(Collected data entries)
++++++
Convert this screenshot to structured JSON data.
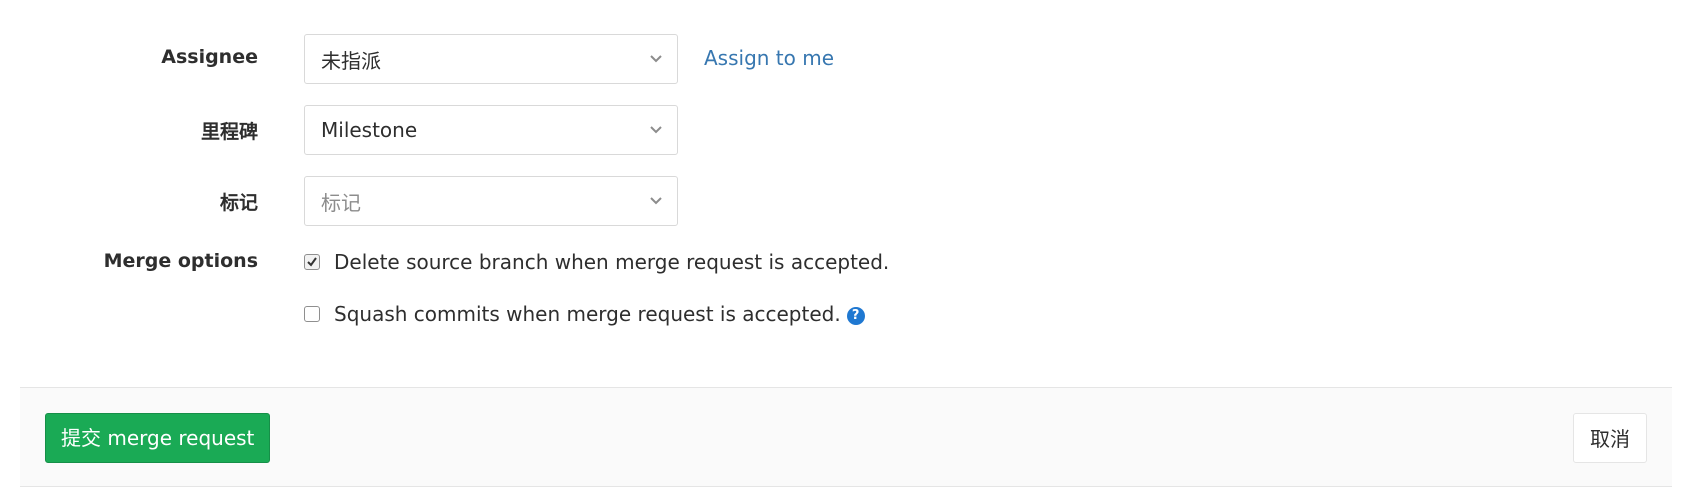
{
  "form": {
    "assignee": {
      "label": "Assignee",
      "value": "未指派",
      "assign_link": "Assign to me"
    },
    "milestone": {
      "label": "里程碑",
      "value": "Milestone"
    },
    "labels": {
      "label": "标记",
      "placeholder": "标记"
    },
    "merge_options": {
      "label": "Merge options",
      "delete_source_branch": {
        "text": "Delete source branch when merge request is accepted.",
        "checked": true
      },
      "squash_commits": {
        "text": "Squash commits when merge request is accepted.",
        "checked": false,
        "help_icon": "question-circle-icon"
      }
    }
  },
  "footer": {
    "submit_label": "提交 merge request",
    "cancel_label": "取消"
  },
  "colors": {
    "link": "#3777b0",
    "submit_bg": "#1aaa55",
    "help_icon": "#1f78d1"
  }
}
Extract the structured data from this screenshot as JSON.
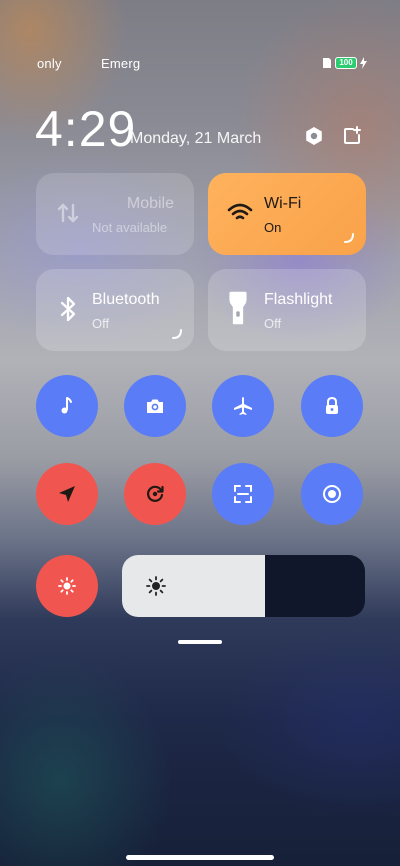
{
  "status_bar": {
    "carrier_1": "only",
    "carrier_2": "Emerg",
    "battery": "100"
  },
  "header": {
    "time": "4:29",
    "date": "Monday, 21 March"
  },
  "tiles": {
    "mobile": {
      "title": "Mobile",
      "status": "Not available"
    },
    "wifi": {
      "title": "Wi-Fi",
      "status": "On"
    },
    "bluetooth": {
      "title": "Bluetooth",
      "status": "Off"
    },
    "flashlight": {
      "title": "Flashlight",
      "status": "Off"
    }
  },
  "toggles": [
    {
      "icon": "music-note-icon",
      "color": "#5b7cf7"
    },
    {
      "icon": "camera-icon",
      "color": "#5b7cf7"
    },
    {
      "icon": "airplane-icon",
      "color": "#5b7cf7"
    },
    {
      "icon": "lock-icon",
      "color": "#5b7cf7"
    },
    {
      "icon": "location-arrow-icon",
      "color": "#f0564f"
    },
    {
      "icon": "rotation-lock-icon",
      "color": "#f0564f"
    },
    {
      "icon": "scan-icon",
      "color": "#5b7cf7"
    },
    {
      "icon": "eye-comfort-icon",
      "color": "#5b7cf7"
    },
    {
      "icon": "auto-brightness-icon",
      "color": "#f0564f"
    }
  ],
  "brightness": {
    "level": 0.59
  },
  "colors": {
    "accent_blue": "#5b7cf7",
    "accent_red": "#f0564f",
    "wifi_tile": "#ffb25c"
  }
}
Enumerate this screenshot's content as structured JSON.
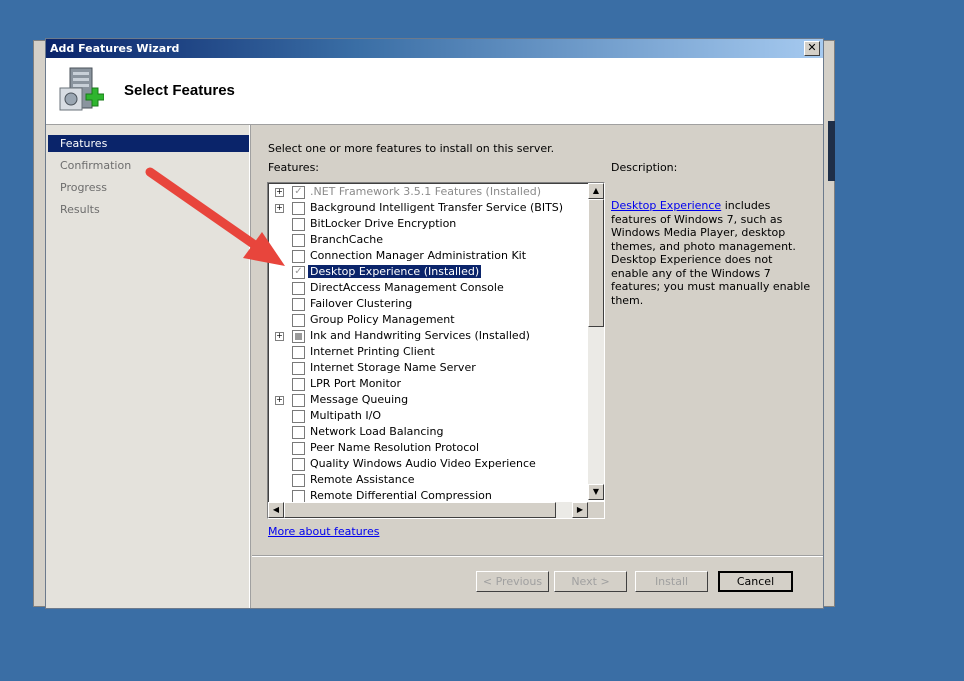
{
  "window": {
    "title": "Add Features Wizard",
    "close_glyph": "✕"
  },
  "header": {
    "heading": "Select Features"
  },
  "nav": {
    "items": [
      {
        "label": "Features",
        "active": true
      },
      {
        "label": "Confirmation",
        "active": false
      },
      {
        "label": "Progress",
        "active": false
      },
      {
        "label": "Results",
        "active": false
      }
    ]
  },
  "main": {
    "instruction": "Select one or more features to install on this server.",
    "features_label": "Features:",
    "description_label": "Description:",
    "description_link": "Desktop Experience",
    "description_text": "includes features of Windows 7, such as Windows Media Player, desktop themes, and photo management. Desktop Experience does not enable any of the Windows 7 features; you must manually enable them.",
    "more_link": "More about features"
  },
  "features": [
    {
      "label": ".NET Framework 3.5.1 Features  (Installed)",
      "expand": true,
      "state": "checked-disabled",
      "style": "grey"
    },
    {
      "label": "Background Intelligent Transfer Service (BITS)",
      "expand": true,
      "state": "unchecked",
      "style": "normal"
    },
    {
      "label": "BitLocker Drive Encryption",
      "expand": false,
      "state": "unchecked",
      "style": "normal"
    },
    {
      "label": "BranchCache",
      "expand": false,
      "state": "unchecked",
      "style": "normal"
    },
    {
      "label": "Connection Manager Administration Kit",
      "expand": false,
      "state": "unchecked",
      "style": "normal"
    },
    {
      "label": "Desktop Experience  (Installed)",
      "expand": false,
      "state": "checked-disabled",
      "style": "selected"
    },
    {
      "label": "DirectAccess Management Console",
      "expand": false,
      "state": "unchecked",
      "style": "normal"
    },
    {
      "label": "Failover Clustering",
      "expand": false,
      "state": "unchecked",
      "style": "normal"
    },
    {
      "label": "Group Policy Management",
      "expand": false,
      "state": "unchecked",
      "style": "normal"
    },
    {
      "label": "Ink and Handwriting Services  (Installed)",
      "expand": true,
      "state": "indeterminate",
      "style": "normal"
    },
    {
      "label": "Internet Printing Client",
      "expand": false,
      "state": "unchecked",
      "style": "normal"
    },
    {
      "label": "Internet Storage Name Server",
      "expand": false,
      "state": "unchecked",
      "style": "normal"
    },
    {
      "label": "LPR Port Monitor",
      "expand": false,
      "state": "unchecked",
      "style": "normal"
    },
    {
      "label": "Message Queuing",
      "expand": true,
      "state": "unchecked",
      "style": "normal"
    },
    {
      "label": "Multipath I/O",
      "expand": false,
      "state": "unchecked",
      "style": "normal"
    },
    {
      "label": "Network Load Balancing",
      "expand": false,
      "state": "unchecked",
      "style": "normal"
    },
    {
      "label": "Peer Name Resolution Protocol",
      "expand": false,
      "state": "unchecked",
      "style": "normal"
    },
    {
      "label": "Quality Windows Audio Video Experience",
      "expand": false,
      "state": "unchecked",
      "style": "normal"
    },
    {
      "label": "Remote Assistance",
      "expand": false,
      "state": "unchecked",
      "style": "normal"
    },
    {
      "label": "Remote Differential Compression",
      "expand": false,
      "state": "unchecked",
      "style": "normal"
    }
  ],
  "buttons": {
    "previous": "< Previous",
    "next": "Next >",
    "install": "Install",
    "cancel": "Cancel"
  },
  "colors": {
    "desktop": "#3a6ea5",
    "selection": "#0a246a",
    "annotation_arrow": "#e8453c"
  }
}
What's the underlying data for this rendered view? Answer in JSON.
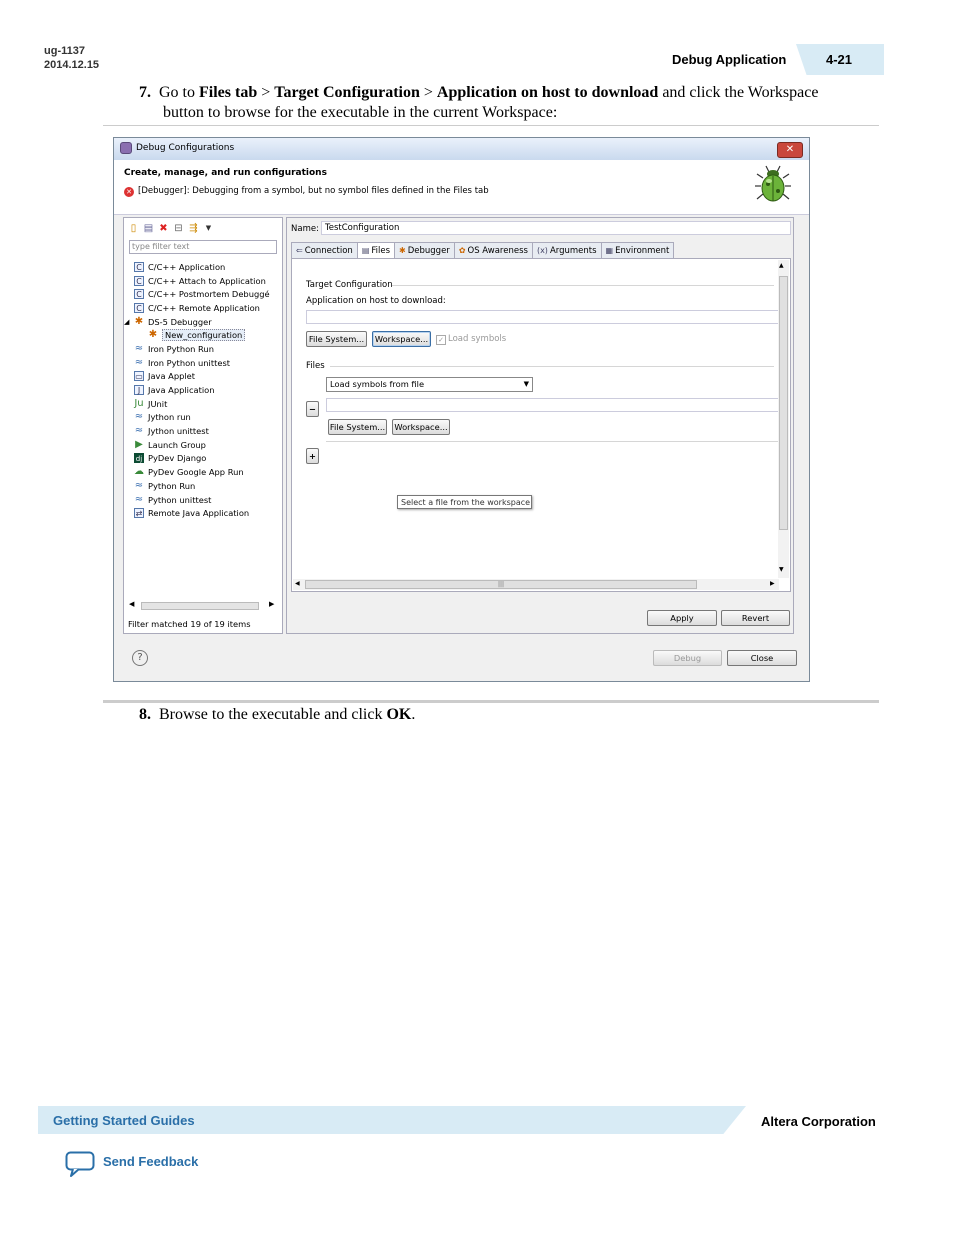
{
  "header": {
    "doc_id": "ug-1137",
    "doc_date": "2014.12.15",
    "section_title": "Debug Application",
    "page_number": "4-21"
  },
  "step7": {
    "number": "7.",
    "text_1": "Go to ",
    "bold_1": "Files tab",
    "text_2": " > ",
    "bold_2": "Target Configuration",
    "text_3": " > ",
    "bold_3": "Application on host to download",
    "text_4": " and click the Workspace",
    "line2": "button to browse for the executable in the current Workspace:"
  },
  "dialog": {
    "title": "Debug Configurations",
    "close_glyph": "✕",
    "heading": "Create, manage, and run configurations",
    "error": "[Debugger]: Debugging from a symbol, but no symbol files defined in the Files tab",
    "filter_placeholder": "type filter text",
    "tree": [
      {
        "label": "C/C++ Application",
        "icon": "c-icon"
      },
      {
        "label": "C/C++ Attach to Application",
        "icon": "c-icon"
      },
      {
        "label": "C/C++ Postmortem Debuggé",
        "icon": "c-icon"
      },
      {
        "label": "C/C++ Remote Application",
        "icon": "c-icon"
      },
      {
        "label": "DS-5 Debugger",
        "icon": "ds5-icon"
      },
      {
        "label": "New_configuration",
        "icon": "ds5-icon"
      },
      {
        "label": "Iron Python Run",
        "icon": "python-icon"
      },
      {
        "label": "Iron Python unittest",
        "icon": "python-icon"
      },
      {
        "label": "Java Applet",
        "icon": "applet-icon"
      },
      {
        "label": "Java Application",
        "icon": "java-icon"
      },
      {
        "label": "JUnit",
        "icon": "junit-icon"
      },
      {
        "label": "Jython run",
        "icon": "python-icon"
      },
      {
        "label": "Jython unittest",
        "icon": "python-icon"
      },
      {
        "label": "Launch Group",
        "icon": "launch-icon"
      },
      {
        "label": "PyDev Django",
        "icon": "django-icon"
      },
      {
        "label": "PyDev Google App Run",
        "icon": "google-icon"
      },
      {
        "label": "Python Run",
        "icon": "python-icon"
      },
      {
        "label": "Python unittest",
        "icon": "python-icon"
      },
      {
        "label": "Remote Java Application",
        "icon": "remote-icon"
      }
    ],
    "filter_status": "Filter matched 19 of 19 items",
    "name_label": "Name:",
    "name_value": "TestConfiguration",
    "tabs": [
      "Connection",
      "Files",
      "Debugger",
      "OS Awareness",
      "Arguments",
      "Environment"
    ],
    "target_config_label": "Target Configuration",
    "app_on_host_label": "Application on host to download:",
    "file_system_button": "File System...",
    "workspace_button": "Workspace...",
    "load_symbols": "Load symbols",
    "files_label": "Files",
    "tooltip": "Select a file from the workspace",
    "select_value": "Load symbols from file",
    "minus": "−",
    "plus": "+",
    "file_system_button_2": "File System...",
    "workspace_button_2": "Workspace...",
    "apply_button": "Apply",
    "revert_button": "Revert",
    "debug_button": "Debug",
    "close_button": "Close",
    "help_glyph": "?"
  },
  "step8": {
    "number": "8.",
    "text_1": "Browse to the executable and click ",
    "bold_1": "OK",
    "text_2": "."
  },
  "footer": {
    "guide": "Getting Started Guides",
    "company": "Altera Corporation",
    "feedback": "Send Feedback"
  },
  "colors": {
    "accent_band": "#d8ebf5",
    "link_blue": "#2a6fa8"
  }
}
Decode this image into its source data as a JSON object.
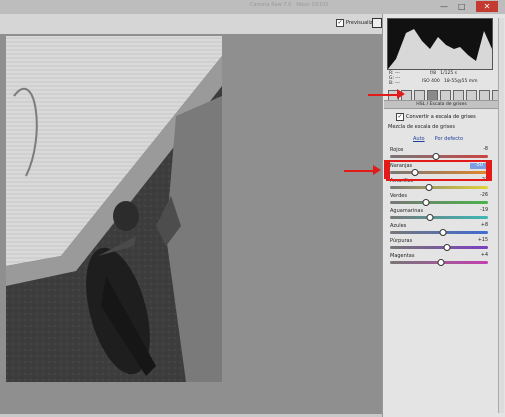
{
  "window": {
    "title": "Camera Raw 7.0 - Nikon D5100",
    "min_glyph": "—",
    "max_glyph": "□",
    "close_glyph": "✕"
  },
  "toolbar": {
    "preview_label": "Previsualizar",
    "preview_checked": "✓"
  },
  "panel": {
    "rgb_labels": [
      "R:",
      "G:",
      "B:"
    ],
    "rgb_values": [
      "---",
      "---",
      "---"
    ],
    "exposure": "f/8",
    "shutter": "1/125 s",
    "iso": "ISO 400",
    "lens": "18-55@55 mm",
    "section_title": "HSL / Escala de grises",
    "convert_label": "Convertir a escala de grises",
    "convert_checked": "✓",
    "mix_title": "Mezcla de escala de grises",
    "tab_auto": "Auto",
    "tab_default": "Por defecto"
  },
  "sliders": [
    {
      "label": "Rojos",
      "value": "-8",
      "level": 0.47,
      "track": "linear-gradient(90deg,#777,#c44)"
    },
    {
      "label": "Naranjas",
      "value": "-50",
      "level": 0.25,
      "track": "linear-gradient(90deg,#777,#e0872c)",
      "editing": true
    },
    {
      "label": "Amarillos",
      "value": "-21",
      "level": 0.4,
      "track": "linear-gradient(90deg,#777,#e3d33b)"
    },
    {
      "label": "Verdes",
      "value": "-26",
      "level": 0.37,
      "track": "linear-gradient(90deg,#777,#4ab34a)"
    },
    {
      "label": "Aguamarinas",
      "value": "-19",
      "level": 0.41,
      "track": "linear-gradient(90deg,#777,#3bb9b6)"
    },
    {
      "label": "Azules",
      "value": "+8",
      "level": 0.54,
      "track": "linear-gradient(90deg,#777,#3f6bd4)"
    },
    {
      "label": "Púrpuras",
      "value": "+15",
      "level": 0.58,
      "track": "linear-gradient(90deg,#777,#7b3fc0)"
    },
    {
      "label": "Magentas",
      "value": "+4",
      "level": 0.52,
      "track": "linear-gradient(90deg,#777,#c43fb0)"
    }
  ],
  "colors": {
    "annotation_red": "#e21a1a",
    "highlight_field": "#7b9ee0"
  }
}
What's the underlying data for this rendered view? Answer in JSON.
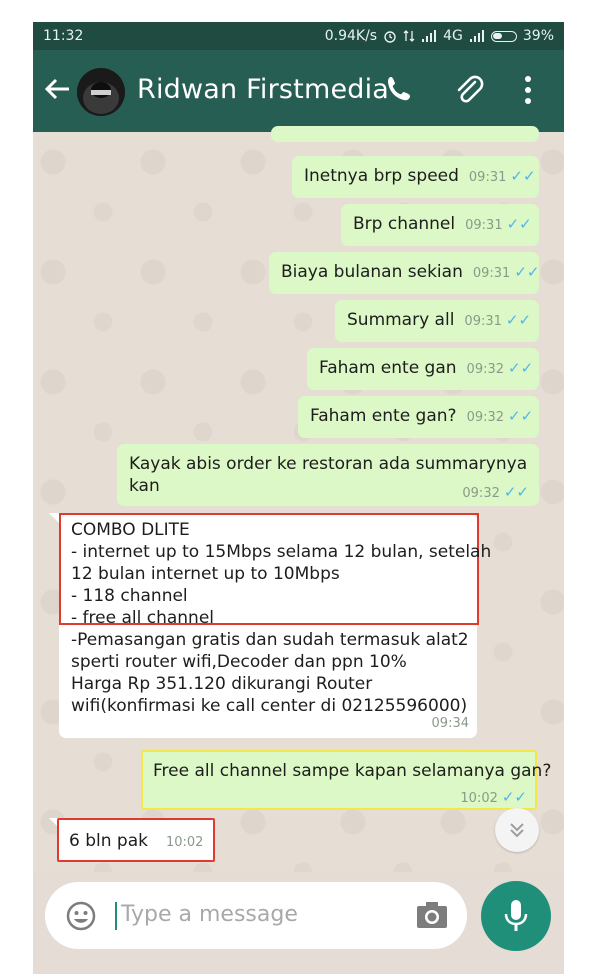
{
  "status": {
    "time": "11:32",
    "speed": "0.94K/s",
    "network": "4G",
    "battery": "39%"
  },
  "header": {
    "contact": "Ridwan Firstmedia"
  },
  "messages": [
    {
      "text": "Inetnya brp speed",
      "time": "09:31"
    },
    {
      "text": "Brp channel",
      "time": "09:31"
    },
    {
      "text": "Biaya bulanan sekian",
      "time": "09:31"
    },
    {
      "text": "Summary all",
      "time": "09:31"
    },
    {
      "text": "Faham ente gan",
      "time": "09:32"
    },
    {
      "text": "Faham ente gan?",
      "time": "09:32"
    },
    {
      "line1": "Kayak abis order ke restoran ada summarynya",
      "line2": "kan",
      "time": "09:32"
    }
  ],
  "incoming": {
    "lines": [
      "COMBO DLITE",
      "- internet up to 15Mbps selama 12 bulan, setelah",
      "12 bulan internet up to 10Mbps",
      "- 118 channel",
      "- free all channel",
      "-Pemasangan gratis dan sudah termasuk alat2",
      "sperti router wifi,Decoder dan ppn 10%",
      "Harga Rp 351.120 dikurangi Router",
      "wifi(konfirmasi ke call center di 02125596000)"
    ],
    "time": "09:34"
  },
  "question": {
    "text": "Free all channel sampe kapan selamanya gan?",
    "time": "10:02"
  },
  "reply": {
    "text": "6 bln pak",
    "time": "10:02"
  },
  "input": {
    "placeholder": "Type a message"
  },
  "ticks": "✓✓"
}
++++++
TASK DETAILS: What is the number of lines in the listing that contain the string "Application"? Reply with that number alone.

RESULT OF THIS TASK: 8